## Work to do:
Copy out, from the entries below, each line holding the string "домашнего".
• • •
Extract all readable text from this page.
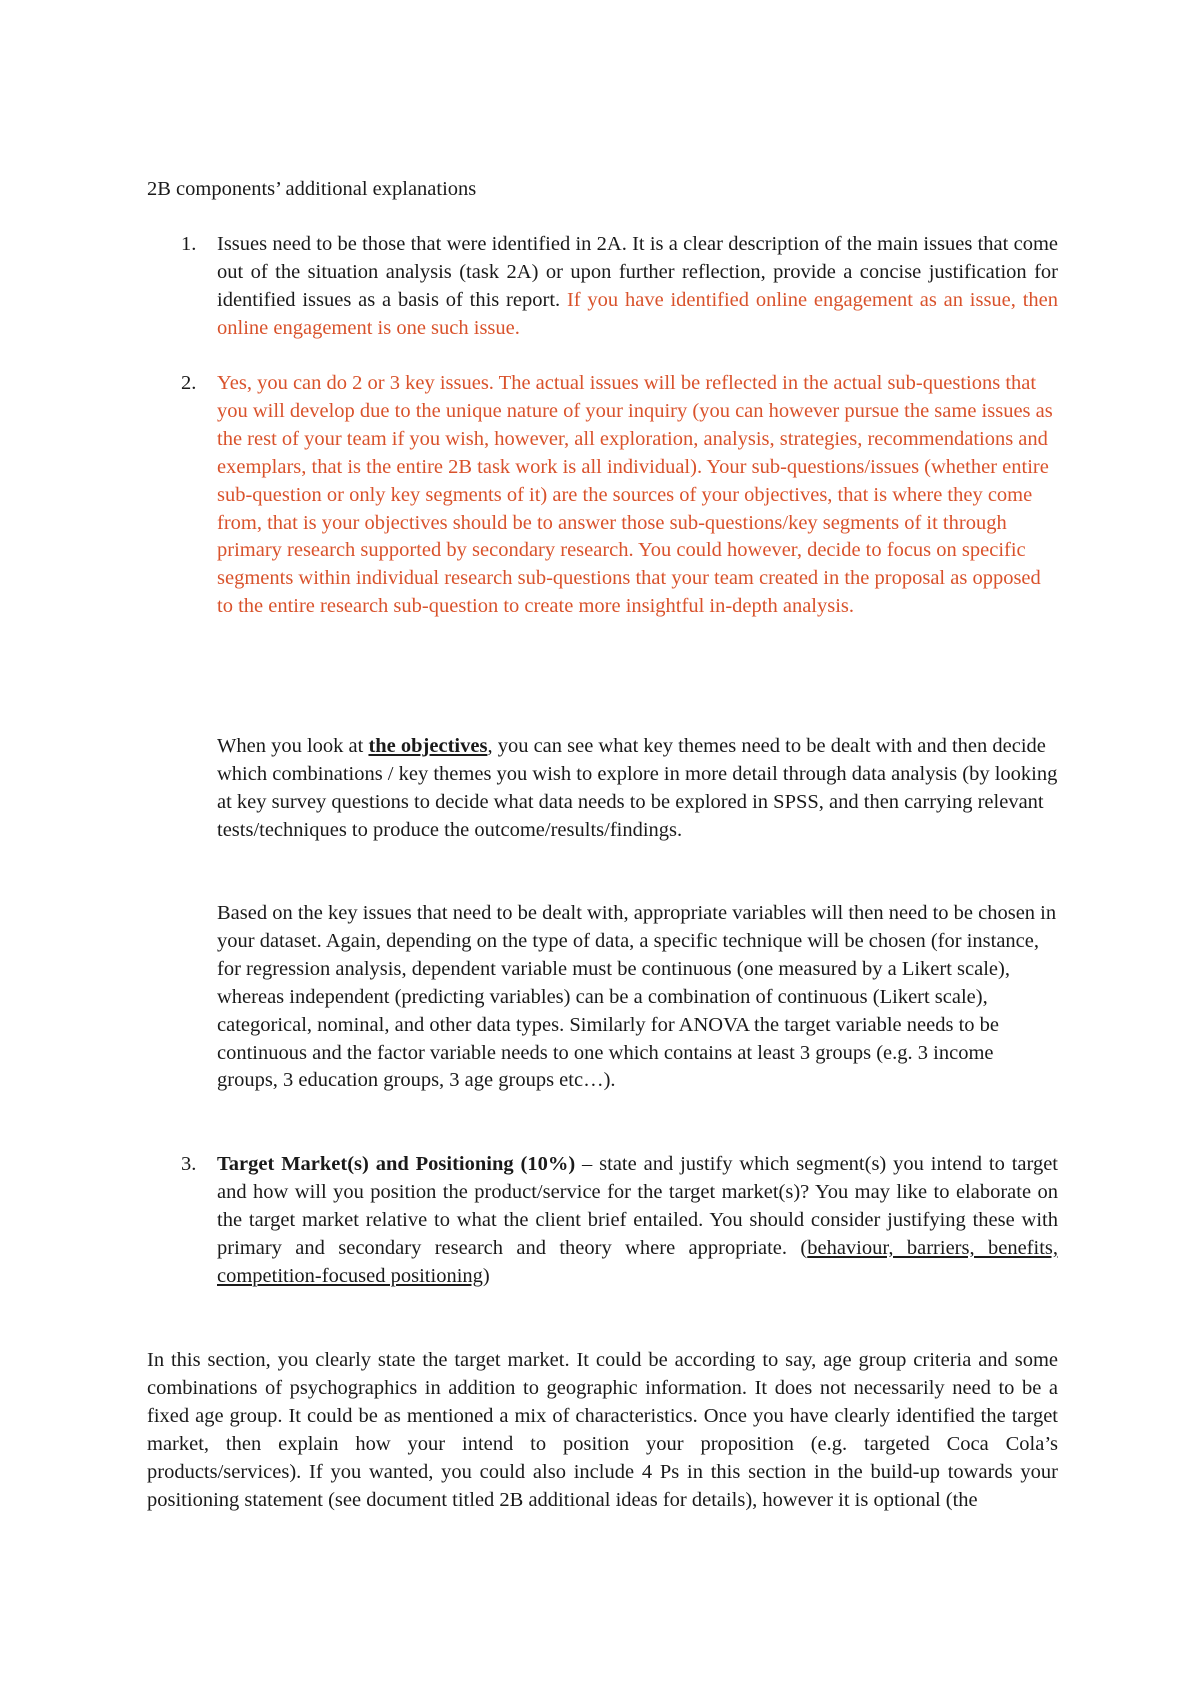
2B components’ additional explanations

1. Issues need to be those that were identified in 2A. It is a clear description of the main issues that come out of the situation analysis (task 2A) or upon further reflection, provide a concise justification for identified issues as a basis of this report. If you have identified online engagement as an issue, then online engagement is one such issue.

2. Yes, you can do 2 or 3 key issues. The actual issues will be reflected in the actual sub-questions that you will develop due to the unique nature of your inquiry (you can however pursue the same issues as the rest of your team if you wish, however, all exploration, analysis, strategies, recommendations and exemplars, that is the entire 2B task work is all individual). Your sub-questions/issues (whether entire sub-question or only key segments of it) are the sources of your objectives, that is where they come from, that is your objectives should be to answer those sub-questions/key segments of it through primary research supported by secondary research. You could however, decide to focus on specific segments within individual research sub-questions that your team created in the proposal as opposed to the entire research sub-question to create more insightful in-depth analysis.

When you look at the objectives, you can see what key themes need to be dealt with and then decide which combinations / key themes you wish to explore in more detail through data analysis (by looking at key survey questions to decide what data needs to be explored in SPSS, and then carrying relevant tests/techniques to produce the outcome/results/findings.

Based on the key issues that need to be dealt with, appropriate variables will then need to be chosen in your dataset. Again, depending on the type of data, a specific technique will be chosen (for instance, for regression analysis, dependent variable must be continuous (one measured by a Likert scale), whereas independent (predicting variables) can be a combination of continuous (Likert scale), categorical, nominal, and other data types. Similarly for ANOVA the target variable needs to be continuous and the factor variable needs to one which contains at least 3 groups (e.g. 3 income groups, 3 education groups, 3 age groups etc…).

3. Target Market(s) and Positioning (10%) – state and justify which segment(s) you intend to target and how will you position the product/service for the target market(s)? You may like to elaborate on the target market relative to what the client brief entailed. You should consider justifying these with primary and secondary research and theory where appropriate. (behaviour, barriers, benefits, competition-focused positioning)

In this section, you clearly state the target market. It could be according to say, age group criteria and some combinations of psychographics in addition to geographic information. It does not necessarily need to be a fixed age group. It could be as mentioned a mix of characteristics. Once you have clearly identified the target market, then explain how your intend to position your proposition (e.g. targeted Coca Cola’s products/services). If you wanted, you could also include 4 Ps in this section in the build-up towards your positioning statement (see document titled 2B additional ideas for details), however it is optional (the
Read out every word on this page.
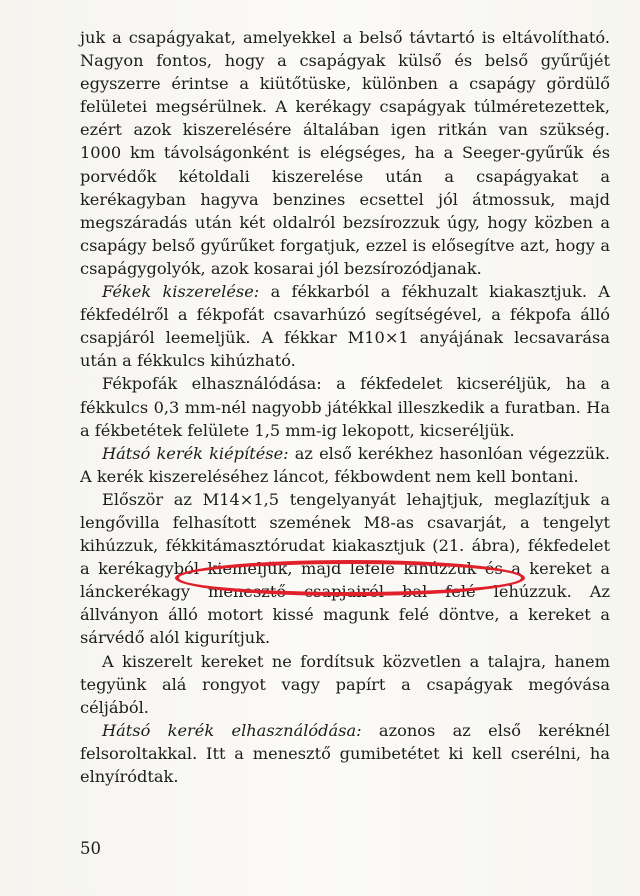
juk a csapágyakat, amelyekkel a belső távtartó is eltávolítható. Nagyon fontos, hogy a csapágyak külső és belső gyűrűjét egyszerre érintse a kiütőtüske, különben a csapágy gördülő felületei megsérülnek. A kerékagy csapágyak túlméretezettek, ezért azok kiszerelésére általában igen ritkán van szükség. 1000 km távolságonként is elégséges, ha a Seeger-gyűrűk és porvédők kétoldali kiszerelése után a csapágyakat a kerékagyban hagyva benzines ecsettel jól átmossuk, majd megszáradás után két oldalról bezsírozzuk úgy, hogy közben a csapágy belső gyűrűket forgatjuk, ezzel is elősegítve azt, hogy a csapágygolyók, azok kosarai jól bezsírozódjanak.

Fékek kiszerelése: a fékkarból a fékhuzalt kiakasztjuk. A fékfedélről a fékpofát csavarhúzó segítségével, a fékpofa álló csapjáról leemeljük. A fékkar M10×1 anyájának lecsavarása után a fékkulcs kihúzható.

Fékpofák elhasználódása: a fékfedelet kicseréljük, ha a fékkulcs 0,3 mm-nél nagyobb játékkal illeszkedik a furatban. Ha a fékbetétek felülete 1,5 mm-ig lekopott, kicseréljük.

Hátsó kerék kiépítése: az első kerékhez hasonlóan végezzük. A kerék kiszereléséhez láncot, fékbowdent nem kell bontani.

Először az M14×1,5 tengelyanyát lehajtjuk, meglazítjuk a lengővilla felhasított szemének M8-as csavarját, a tengelyt kihúzzuk, fékkitámasztórudat kiakasztjuk (21. ábra), fékfedelet a kerékagyból kiemeljük, majd lefelé kihúzzuk és a kereket a lánckerékagy menesztő csapjairól bal felé lehúzzuk. Az állványon álló motort kissé magunk felé döntve, a kereket a sárvédő alól kigurítjuk.

A kiszerelt kereket ne fordítsuk közvetlen a talajra, hanem tegyünk alá rongyot vagy papírt a csapágyak megóvása céljából.

Hátsó kerék elhasználódása: azonos az első keréknél felsoroltakkal. Itt a menesztő gumibetétet ki kell cserélni, ha elnyíródtak.

50
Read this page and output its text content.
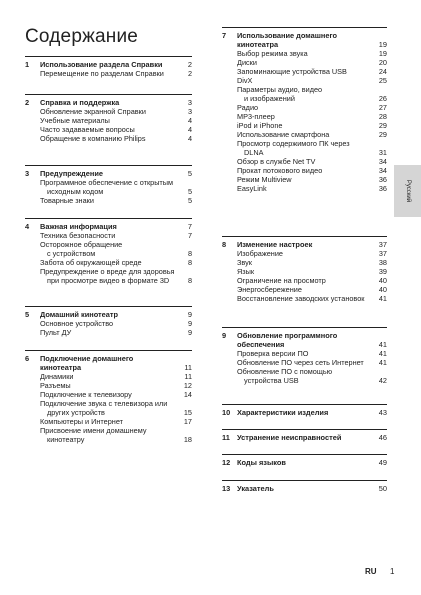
Содержание
1 Использование раздела Справки	2
Перемещение по разделам Справки	2
2 Справка и поддержка	3
Обновление экранной Справки	3
Учебные материалы	4
Часто задаваемые вопросы	4
Обращение в компанию Philips	4
3 Предупреждение	5
Программное обеспечение с открытым
исходным кодом	5
Товарные знаки	5
4 Важная информация	7
Техника безопасности	7
Осторожное обращение
с устройством	8
Забота об окружающей среде	8
Предупреждение о вреде для здоровья
при просмотре видео в формате 3D	8
5 Домашний кинотеатр	9
Основное устройство	9
Пульт ДУ	9
6 Подключение домашнего
кинотеатра	11
Динамики	11
Разъемы	12
Подключение к телевизору	14
Подключение звука с телевизора или
других устройств	15
Компьютеры и Интернет	17
Присвоение имени домашнему
кинотеатру	18
7 Использование домашнего
кинотеатра	19
Выбор режима звука	19
Диски	20
Запоминающие устройства USB	24
DivX	25
Параметры аудио, видео
и изображений	26
Радио	27
MP3-плеер	28
iPod и iPhone	29
Использование смартфона	29
Просмотр содержимого ПК через
DLNA	31
Обзор в службе Net TV	34
Прокат потокового видео	34
Режим Multiview	36
EasyLink	36
8 Изменение настроек	37
Изображение	37
Звук	38
Язык	39
Ограничение на просмотр	40
Энергосбережение	40
Восстановление заводских установок 41
9 Обновление программного
обеспечения	41
Проверка версии ПО	41
Обновление ПО через сеть Интернет 41
Обновление ПО с помощью
устройства USB	42
10 Характеристики изделия	43
11 Устранение неисправностей	46
12 Коды языков	49
13 Указатель	50
Русский
RU 1
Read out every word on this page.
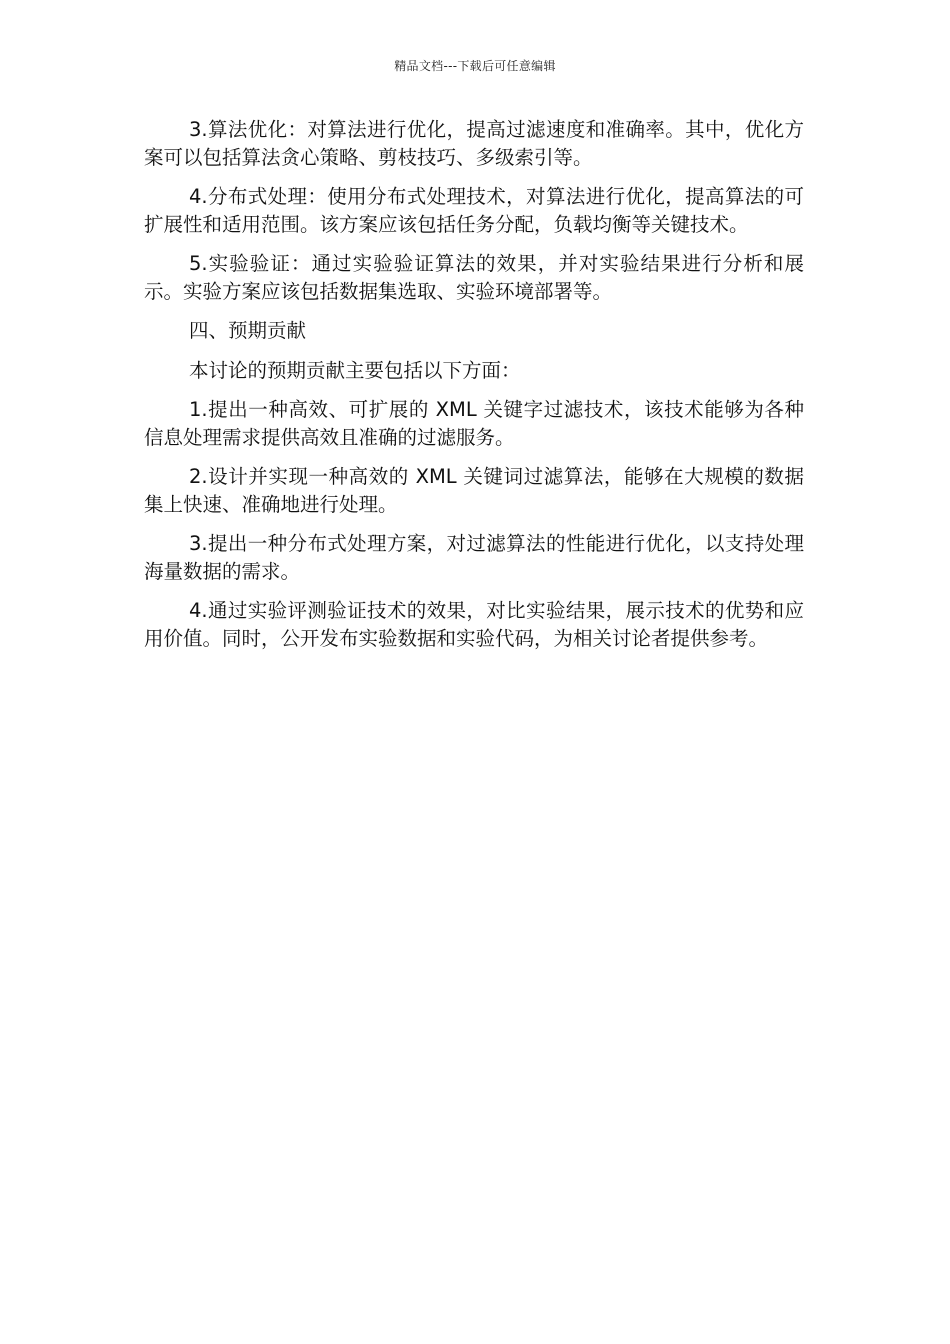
精品文档---下载后可任意编辑

3.算法优化：对算法进行优化，提高过滤速度和准确率。其中，优化方案可以包括算法贪心策略、剪枝技巧、多级索引等。

4.分布式处理：使用分布式处理技术，对算法进行优化，提高算法的可扩展性和适用范围。该方案应该包括任务分配，负载均衡等关键技术。

5.实验验证：通过实验验证算法的效果，并对实验结果进行分析和展示。实验方案应该包括数据集选取、实验环境部署等。

四、预期贡献

本讨论的预期贡献主要包括以下方面：

1.提出一种高效、可扩展的 XML 关键字过滤技术，该技术能够为各种信息处理需求提供高效且准确的过滤服务。

2.设计并实现一种高效的 XML 关键词过滤算法，能够在大规模的数据集上快速、准确地进行处理。

3.提出一种分布式处理方案，对过滤算法的性能进行优化，以支持处理海量数据的需求。

4.通过实验评测验证技术的效果，对比实验结果，展示技术的优势和应用价值。同时，公开发布实验数据和实验代码，为相关讨论者提供参考。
• • •
## Solution to this task:
6 Подключение домашнего
7 Использование домашнего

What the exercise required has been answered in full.